# [Instructions for the task]
Find all the lines with "Adjust" and gather them.

# [Record excerpts]
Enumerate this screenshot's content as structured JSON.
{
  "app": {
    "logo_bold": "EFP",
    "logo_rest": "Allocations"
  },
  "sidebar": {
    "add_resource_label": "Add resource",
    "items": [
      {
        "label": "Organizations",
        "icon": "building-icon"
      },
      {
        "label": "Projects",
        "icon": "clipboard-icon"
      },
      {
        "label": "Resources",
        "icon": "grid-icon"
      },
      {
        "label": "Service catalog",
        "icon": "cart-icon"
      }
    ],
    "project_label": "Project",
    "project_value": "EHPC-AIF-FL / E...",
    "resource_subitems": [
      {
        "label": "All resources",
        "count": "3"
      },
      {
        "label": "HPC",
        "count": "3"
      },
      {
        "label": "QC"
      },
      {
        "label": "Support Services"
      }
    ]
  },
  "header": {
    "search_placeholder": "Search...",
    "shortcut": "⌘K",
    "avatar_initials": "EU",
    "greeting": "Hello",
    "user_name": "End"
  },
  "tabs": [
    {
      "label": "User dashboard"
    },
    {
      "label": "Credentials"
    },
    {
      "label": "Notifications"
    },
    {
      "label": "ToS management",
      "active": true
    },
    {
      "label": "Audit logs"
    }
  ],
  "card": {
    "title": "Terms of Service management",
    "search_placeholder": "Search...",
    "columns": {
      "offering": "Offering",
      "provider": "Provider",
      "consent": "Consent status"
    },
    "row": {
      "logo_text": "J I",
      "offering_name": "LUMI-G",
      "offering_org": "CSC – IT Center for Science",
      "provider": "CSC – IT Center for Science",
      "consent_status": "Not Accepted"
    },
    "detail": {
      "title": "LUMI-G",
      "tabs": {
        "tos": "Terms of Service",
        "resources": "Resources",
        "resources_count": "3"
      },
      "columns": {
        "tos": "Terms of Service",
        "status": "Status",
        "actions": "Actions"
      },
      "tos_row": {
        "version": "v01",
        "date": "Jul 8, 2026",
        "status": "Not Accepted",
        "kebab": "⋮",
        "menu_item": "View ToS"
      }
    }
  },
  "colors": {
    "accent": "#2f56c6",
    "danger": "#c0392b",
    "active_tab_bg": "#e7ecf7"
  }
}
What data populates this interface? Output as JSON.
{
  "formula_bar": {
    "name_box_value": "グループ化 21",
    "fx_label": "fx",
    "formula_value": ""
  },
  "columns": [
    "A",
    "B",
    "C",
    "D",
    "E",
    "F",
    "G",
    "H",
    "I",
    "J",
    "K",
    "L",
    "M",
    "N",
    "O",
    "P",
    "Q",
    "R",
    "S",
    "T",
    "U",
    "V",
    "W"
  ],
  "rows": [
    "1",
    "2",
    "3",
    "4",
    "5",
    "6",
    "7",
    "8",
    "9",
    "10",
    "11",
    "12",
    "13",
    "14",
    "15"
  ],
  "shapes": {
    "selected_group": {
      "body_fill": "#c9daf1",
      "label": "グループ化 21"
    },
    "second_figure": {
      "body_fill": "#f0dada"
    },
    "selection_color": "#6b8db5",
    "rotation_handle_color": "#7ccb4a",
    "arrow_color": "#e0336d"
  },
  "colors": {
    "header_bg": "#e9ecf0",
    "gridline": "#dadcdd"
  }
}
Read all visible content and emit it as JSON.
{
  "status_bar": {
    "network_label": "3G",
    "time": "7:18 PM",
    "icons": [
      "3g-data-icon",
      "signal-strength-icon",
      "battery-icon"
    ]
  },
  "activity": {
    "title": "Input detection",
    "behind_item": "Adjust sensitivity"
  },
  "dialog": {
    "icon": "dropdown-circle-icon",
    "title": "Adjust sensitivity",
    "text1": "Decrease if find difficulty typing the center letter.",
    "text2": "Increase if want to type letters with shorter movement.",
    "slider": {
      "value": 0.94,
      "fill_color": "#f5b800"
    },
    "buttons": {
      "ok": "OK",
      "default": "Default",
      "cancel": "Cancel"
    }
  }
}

# [Result of the task]
    "behind_item": "Adjust sensitivity"
    "title": "Adjust sensitivity",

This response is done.